> _What is needed_
Within the records below, find each line that holds the string "Serial", then copy it.

>> Begin Exercise input

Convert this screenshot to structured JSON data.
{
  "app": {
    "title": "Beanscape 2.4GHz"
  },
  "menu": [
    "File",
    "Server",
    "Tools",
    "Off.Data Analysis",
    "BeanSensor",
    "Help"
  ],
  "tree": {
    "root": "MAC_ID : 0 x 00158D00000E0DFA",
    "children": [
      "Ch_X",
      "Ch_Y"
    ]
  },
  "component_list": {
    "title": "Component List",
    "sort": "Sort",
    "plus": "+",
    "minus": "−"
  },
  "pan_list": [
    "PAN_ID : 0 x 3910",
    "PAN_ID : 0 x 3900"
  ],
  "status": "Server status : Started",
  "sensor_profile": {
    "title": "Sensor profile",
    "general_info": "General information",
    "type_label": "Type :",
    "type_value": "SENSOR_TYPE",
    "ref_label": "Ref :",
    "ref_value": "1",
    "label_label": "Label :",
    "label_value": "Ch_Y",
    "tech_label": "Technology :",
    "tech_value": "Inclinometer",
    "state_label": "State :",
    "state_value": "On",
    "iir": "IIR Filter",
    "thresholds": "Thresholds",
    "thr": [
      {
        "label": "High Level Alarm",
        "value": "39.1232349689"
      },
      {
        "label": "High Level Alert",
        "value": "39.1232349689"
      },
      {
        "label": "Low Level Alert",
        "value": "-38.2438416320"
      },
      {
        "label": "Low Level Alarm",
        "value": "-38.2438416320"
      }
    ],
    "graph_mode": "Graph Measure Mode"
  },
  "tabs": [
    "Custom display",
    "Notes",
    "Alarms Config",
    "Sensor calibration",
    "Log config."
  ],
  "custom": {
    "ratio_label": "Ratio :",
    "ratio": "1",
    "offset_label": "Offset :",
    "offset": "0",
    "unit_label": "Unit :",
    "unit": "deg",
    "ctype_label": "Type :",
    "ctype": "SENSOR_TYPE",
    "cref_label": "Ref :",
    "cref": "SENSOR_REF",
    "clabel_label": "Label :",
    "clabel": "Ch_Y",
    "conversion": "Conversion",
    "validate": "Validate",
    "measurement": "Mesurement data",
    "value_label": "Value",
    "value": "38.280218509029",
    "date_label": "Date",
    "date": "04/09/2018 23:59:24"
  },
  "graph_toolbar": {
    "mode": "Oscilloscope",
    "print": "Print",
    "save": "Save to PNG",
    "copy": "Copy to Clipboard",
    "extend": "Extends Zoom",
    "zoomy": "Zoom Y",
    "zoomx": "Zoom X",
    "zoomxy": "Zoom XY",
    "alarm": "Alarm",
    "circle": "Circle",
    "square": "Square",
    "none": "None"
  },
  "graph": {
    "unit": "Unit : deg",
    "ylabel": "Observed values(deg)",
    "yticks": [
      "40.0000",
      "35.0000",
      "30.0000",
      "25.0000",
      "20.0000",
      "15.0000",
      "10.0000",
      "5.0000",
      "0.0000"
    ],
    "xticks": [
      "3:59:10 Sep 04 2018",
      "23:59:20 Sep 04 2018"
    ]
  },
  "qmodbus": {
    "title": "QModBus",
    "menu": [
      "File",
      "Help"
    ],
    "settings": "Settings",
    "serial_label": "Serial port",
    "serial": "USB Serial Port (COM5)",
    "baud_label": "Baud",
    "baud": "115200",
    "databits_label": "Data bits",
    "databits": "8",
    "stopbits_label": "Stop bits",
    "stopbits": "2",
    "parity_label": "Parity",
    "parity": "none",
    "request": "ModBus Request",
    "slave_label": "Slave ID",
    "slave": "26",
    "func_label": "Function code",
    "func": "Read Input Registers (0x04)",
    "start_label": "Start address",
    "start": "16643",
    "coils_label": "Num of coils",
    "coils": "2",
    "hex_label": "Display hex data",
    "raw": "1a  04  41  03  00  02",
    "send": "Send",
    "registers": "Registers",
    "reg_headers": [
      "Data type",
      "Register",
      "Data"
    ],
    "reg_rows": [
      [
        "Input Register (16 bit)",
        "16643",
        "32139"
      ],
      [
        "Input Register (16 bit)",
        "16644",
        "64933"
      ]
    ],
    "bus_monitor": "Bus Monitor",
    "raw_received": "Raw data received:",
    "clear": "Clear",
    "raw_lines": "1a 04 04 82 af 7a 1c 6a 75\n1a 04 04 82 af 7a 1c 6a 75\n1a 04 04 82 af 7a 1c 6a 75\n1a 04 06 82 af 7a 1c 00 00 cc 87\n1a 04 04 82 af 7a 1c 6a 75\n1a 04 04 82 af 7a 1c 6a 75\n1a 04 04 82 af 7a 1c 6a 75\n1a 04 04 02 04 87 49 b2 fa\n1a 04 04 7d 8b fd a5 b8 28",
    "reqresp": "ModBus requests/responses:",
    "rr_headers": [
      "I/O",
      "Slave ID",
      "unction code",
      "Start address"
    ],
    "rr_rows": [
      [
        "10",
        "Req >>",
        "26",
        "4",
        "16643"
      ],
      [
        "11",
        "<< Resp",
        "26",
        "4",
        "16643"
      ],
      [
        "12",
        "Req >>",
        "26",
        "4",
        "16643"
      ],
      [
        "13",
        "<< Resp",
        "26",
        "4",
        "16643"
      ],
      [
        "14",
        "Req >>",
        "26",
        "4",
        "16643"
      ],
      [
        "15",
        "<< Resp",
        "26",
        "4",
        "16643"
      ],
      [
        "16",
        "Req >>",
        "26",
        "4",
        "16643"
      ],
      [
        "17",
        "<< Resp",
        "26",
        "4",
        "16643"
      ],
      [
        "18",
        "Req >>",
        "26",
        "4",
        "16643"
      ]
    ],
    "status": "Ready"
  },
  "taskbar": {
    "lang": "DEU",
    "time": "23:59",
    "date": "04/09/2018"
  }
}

>> End Exercise input

> _Right answer_
    "serial_label": "Serial port",
    "serial": "USB Serial Port (COM5)",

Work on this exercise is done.